__GIVEN REQUEST__.
Keep only the lines of the data below that contain "mmol", and copy them.

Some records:

- - - -

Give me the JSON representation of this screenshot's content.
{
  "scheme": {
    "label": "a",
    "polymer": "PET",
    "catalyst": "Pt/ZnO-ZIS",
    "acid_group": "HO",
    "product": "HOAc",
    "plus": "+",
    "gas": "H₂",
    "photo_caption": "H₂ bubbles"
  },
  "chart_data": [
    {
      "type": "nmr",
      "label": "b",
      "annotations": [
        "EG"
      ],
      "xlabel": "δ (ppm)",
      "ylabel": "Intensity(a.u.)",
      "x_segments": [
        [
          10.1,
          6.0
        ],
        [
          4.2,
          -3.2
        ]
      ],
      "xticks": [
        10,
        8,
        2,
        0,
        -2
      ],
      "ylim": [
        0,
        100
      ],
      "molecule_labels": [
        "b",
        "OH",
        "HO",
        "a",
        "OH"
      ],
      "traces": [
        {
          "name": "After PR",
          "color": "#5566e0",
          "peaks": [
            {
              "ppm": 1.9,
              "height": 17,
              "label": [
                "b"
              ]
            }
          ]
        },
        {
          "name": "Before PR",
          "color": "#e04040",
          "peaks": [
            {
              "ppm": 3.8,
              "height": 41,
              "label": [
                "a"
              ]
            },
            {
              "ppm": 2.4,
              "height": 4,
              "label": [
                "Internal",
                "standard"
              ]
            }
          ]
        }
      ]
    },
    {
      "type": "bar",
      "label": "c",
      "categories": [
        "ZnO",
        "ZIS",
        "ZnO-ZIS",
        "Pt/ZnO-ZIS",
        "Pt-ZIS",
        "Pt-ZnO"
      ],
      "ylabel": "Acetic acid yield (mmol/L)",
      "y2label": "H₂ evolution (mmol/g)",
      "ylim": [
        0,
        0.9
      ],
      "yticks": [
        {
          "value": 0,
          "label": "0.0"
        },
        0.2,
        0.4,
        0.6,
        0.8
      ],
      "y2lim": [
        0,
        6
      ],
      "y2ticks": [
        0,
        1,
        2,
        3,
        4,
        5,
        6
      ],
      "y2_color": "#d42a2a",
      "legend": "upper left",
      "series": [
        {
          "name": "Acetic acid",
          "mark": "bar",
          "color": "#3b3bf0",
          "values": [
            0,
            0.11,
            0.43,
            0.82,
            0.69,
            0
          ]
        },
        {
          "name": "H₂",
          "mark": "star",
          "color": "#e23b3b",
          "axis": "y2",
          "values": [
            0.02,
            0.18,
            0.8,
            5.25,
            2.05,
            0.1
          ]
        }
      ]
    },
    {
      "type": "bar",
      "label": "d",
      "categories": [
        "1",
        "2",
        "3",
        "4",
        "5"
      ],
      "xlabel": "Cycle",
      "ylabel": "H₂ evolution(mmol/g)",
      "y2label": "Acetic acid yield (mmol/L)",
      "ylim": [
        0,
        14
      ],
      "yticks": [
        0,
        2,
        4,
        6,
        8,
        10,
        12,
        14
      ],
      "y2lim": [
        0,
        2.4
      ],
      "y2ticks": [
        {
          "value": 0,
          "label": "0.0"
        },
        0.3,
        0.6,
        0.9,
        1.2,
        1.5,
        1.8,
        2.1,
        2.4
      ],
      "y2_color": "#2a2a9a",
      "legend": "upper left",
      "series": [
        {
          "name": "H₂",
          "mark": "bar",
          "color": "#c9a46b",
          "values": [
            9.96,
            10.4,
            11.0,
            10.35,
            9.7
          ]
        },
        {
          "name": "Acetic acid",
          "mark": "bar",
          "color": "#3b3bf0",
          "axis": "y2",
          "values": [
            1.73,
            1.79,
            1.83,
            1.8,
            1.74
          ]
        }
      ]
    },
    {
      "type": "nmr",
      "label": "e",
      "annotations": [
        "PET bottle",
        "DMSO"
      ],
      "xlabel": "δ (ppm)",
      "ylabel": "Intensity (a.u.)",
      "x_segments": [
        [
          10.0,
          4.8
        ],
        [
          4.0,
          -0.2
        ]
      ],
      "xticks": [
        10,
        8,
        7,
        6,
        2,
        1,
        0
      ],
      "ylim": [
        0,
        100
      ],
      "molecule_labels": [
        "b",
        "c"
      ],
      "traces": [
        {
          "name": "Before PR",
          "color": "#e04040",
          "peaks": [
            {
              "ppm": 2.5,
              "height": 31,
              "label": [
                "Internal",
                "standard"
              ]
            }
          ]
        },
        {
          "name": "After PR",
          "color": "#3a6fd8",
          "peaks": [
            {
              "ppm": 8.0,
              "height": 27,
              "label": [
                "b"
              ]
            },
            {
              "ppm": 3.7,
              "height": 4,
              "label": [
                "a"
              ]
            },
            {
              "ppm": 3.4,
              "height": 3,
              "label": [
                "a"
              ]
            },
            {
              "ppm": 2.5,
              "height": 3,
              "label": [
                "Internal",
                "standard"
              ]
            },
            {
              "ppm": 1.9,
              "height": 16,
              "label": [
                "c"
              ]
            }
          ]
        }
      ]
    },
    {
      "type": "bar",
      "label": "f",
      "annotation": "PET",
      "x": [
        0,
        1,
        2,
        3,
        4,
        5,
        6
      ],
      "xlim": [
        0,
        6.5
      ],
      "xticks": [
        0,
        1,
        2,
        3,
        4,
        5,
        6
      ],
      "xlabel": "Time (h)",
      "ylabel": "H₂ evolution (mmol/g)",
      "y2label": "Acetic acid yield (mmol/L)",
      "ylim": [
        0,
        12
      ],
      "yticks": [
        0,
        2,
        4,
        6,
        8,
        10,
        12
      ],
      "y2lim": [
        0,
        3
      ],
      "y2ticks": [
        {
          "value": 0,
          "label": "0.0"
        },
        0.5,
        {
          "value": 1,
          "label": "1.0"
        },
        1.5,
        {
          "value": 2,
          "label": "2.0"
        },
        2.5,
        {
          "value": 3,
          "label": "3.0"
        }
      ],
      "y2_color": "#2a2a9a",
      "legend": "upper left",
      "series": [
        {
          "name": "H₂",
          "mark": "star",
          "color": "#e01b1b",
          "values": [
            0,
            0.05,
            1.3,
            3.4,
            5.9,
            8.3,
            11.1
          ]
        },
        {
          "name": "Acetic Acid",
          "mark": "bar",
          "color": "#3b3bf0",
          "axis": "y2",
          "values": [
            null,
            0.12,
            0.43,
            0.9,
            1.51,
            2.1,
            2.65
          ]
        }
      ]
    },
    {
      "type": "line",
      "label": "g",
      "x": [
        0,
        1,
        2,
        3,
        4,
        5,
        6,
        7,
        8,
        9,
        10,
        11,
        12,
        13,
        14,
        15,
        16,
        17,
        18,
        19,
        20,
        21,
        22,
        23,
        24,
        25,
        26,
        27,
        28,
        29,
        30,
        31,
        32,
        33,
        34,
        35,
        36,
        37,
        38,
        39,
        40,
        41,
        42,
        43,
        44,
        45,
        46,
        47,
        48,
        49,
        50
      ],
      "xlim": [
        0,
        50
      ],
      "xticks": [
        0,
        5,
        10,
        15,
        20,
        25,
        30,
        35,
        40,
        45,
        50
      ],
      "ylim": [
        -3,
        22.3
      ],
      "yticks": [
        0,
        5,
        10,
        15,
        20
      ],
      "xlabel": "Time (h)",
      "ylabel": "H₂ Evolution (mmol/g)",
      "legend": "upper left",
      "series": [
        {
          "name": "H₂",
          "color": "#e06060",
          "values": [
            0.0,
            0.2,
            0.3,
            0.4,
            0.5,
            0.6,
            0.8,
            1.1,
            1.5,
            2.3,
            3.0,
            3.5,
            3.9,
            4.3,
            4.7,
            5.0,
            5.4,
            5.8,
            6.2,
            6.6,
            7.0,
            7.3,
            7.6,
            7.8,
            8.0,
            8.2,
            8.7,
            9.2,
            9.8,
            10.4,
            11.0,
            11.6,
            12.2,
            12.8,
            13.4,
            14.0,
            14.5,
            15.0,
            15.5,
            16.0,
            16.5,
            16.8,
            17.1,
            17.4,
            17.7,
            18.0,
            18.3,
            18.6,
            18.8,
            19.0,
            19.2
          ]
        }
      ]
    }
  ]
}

- - - -

__RESPONSE__.
      "ylabel": "Acetic acid yield (mmol/L)",
      "y2label": "H₂ evolution (mmol/g)",
      "ylabel": "H₂ evolution(mmol/g)",
      "y2label": "Acetic acid yield (mmol/L)",
      "ylabel": "H₂ evolution (mmol/g)",
      "y2label": "Acetic acid yield (mmol/L)",
      "ylabel": "H₂ Evolution (mmol/g)",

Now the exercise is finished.